#### WHAT TO PRODUCE:
The records below are to be retyped in full. Keep every word.

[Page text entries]
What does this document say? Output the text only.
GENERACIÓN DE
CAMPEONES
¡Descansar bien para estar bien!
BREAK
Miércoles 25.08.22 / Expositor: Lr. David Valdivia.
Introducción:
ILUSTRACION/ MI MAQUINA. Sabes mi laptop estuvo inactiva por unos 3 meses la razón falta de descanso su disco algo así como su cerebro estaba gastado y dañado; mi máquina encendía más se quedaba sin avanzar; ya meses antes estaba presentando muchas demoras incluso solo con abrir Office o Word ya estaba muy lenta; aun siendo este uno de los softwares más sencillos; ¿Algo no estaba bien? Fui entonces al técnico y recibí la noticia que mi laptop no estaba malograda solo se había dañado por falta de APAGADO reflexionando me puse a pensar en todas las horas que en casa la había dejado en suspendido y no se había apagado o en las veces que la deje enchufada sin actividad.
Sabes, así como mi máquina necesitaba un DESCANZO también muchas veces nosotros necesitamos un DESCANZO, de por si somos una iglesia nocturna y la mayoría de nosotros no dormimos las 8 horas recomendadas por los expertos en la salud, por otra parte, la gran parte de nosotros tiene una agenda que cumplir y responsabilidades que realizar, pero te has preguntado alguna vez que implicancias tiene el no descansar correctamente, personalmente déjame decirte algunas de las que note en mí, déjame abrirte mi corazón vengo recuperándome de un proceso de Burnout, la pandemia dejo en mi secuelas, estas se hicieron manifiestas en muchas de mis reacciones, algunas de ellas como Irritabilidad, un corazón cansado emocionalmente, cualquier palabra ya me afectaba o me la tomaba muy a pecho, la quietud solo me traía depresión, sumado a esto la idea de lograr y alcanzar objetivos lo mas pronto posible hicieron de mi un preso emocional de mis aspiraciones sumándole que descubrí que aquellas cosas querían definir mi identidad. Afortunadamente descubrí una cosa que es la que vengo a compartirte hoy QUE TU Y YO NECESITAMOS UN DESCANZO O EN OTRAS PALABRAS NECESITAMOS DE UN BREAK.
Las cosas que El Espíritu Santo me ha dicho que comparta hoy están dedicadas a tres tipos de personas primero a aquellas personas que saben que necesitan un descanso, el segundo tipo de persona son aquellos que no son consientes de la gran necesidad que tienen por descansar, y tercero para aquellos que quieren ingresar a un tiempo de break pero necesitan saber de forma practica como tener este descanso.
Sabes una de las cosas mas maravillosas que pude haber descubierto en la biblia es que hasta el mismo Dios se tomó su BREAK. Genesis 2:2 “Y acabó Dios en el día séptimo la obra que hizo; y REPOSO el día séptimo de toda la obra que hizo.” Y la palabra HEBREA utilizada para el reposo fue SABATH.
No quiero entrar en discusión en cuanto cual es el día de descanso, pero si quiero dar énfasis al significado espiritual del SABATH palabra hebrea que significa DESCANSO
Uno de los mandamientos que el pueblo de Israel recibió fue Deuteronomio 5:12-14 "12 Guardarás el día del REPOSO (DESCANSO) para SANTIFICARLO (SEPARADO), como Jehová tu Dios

#### ANSWER TO THIS PROBLEM:
What does this document say? Output the text only.
GENERACIÓN DE
CAMPEONES
¡Descansar bien para estar bien!
BREAK
Miércoles 25.08.22 / Expositor: Lr. David Valdivia.
Introducción:
ILUSTRACION/ MI MAQUINA. Sabes mi laptop estuvo inactiva por unos 3 meses la razón falta de descanso su disco algo así como su cerebro estaba gastado y dañado; mi máquina encendía más se quedaba sin avanzar; ya meses antes estaba presentando muchas demoras incluso solo con abrir Office o Word ya estaba muy lenta; aun siendo este uno de los softwares más sencillos; ¿Algo no estaba bien? Fui entonces al técnico y recibí la noticia que mi laptop no estaba malograda solo se había dañado por falta de APAGADO reflexionando me puse a pensar en todas las horas que en casa la había dejado en suspendido y no se había apagado o en las veces que la deje enchufada sin actividad.
Sabes, así como mi máquina necesitaba un DESCANZO también muchas veces nosotros necesitamos un DESCANZO, de por si somos una iglesia nocturna y la mayoría de nosotros no dormimos las 8 horas recomendadas por los expertos en la salud, por otra parte, la gran parte de nosotros tiene una agenda que cumplir y responsabilidades que realizar, pero te has preguntado alguna vez que implicancias tiene el no descansar correctamente, personalmente déjame decirte algunas de las que note en mí, déjame abrirte mi corazón vengo recuperándome de un proceso de Burnout, la pandemia dejo en mi secuelas, estas se hicieron manifiestas en muchas de mis reacciones, algunas de ellas como Irritabilidad, un corazón cansado emocionalmente, cualquier palabra ya me afectaba o me la tomaba muy a pecho, la quietud solo me traía depresión, sumado a esto la idea de lograr y alcanzar objetivos lo mas pronto posible hicieron de mi un preso emocional de mis aspiraciones sumándole que descubrí que aquellas cosas querían definir mi identidad. Afortunadamente descubrí una cosa que es la que vengo a compartirte hoy QUE TU Y YO NECESITAMOS UN DESCANZO O EN OTRAS PALABRAS NECESITAMOS DE UN BREAK.
Las cosas que El Espíritu Santo me ha dicho que comparta hoy están dedicadas a tres tipos de personas primero a aquellas personas que saben que necesitan un descanso, el segundo tipo de persona son aquellos que no son consientes de la gran necesidad que tienen por descansar, y tercero para aquellos que quieren ingresar a un tiempo de break pero necesitan saber de forma practica como tener este descanso.
Sabes una de las cosas mas maravillosas que pude haber descubierto en la biblia es que hasta el mismo Dios se tomó su BREAK. Genesis 2:2 “Y acabó Dios en el día séptimo la obra que hizo; y REPOSO el día séptimo de toda la obra que hizo.” Y la palabra HEBREA utilizada para el reposo fue SABATH.
No quiero entrar en discusión en cuanto cual es el día de descanso, pero si quiero dar énfasis al significado espiritual del SABATH palabra hebrea que significa DESCANSO
Uno de los mandamientos que el pueblo de Israel recibió fue Deuteronomio 5:12-14 "12 Guardarás el día del REPOSO (DESCANSO) para SANTIFICARLO (SEPARADO), como Jehová tu Dios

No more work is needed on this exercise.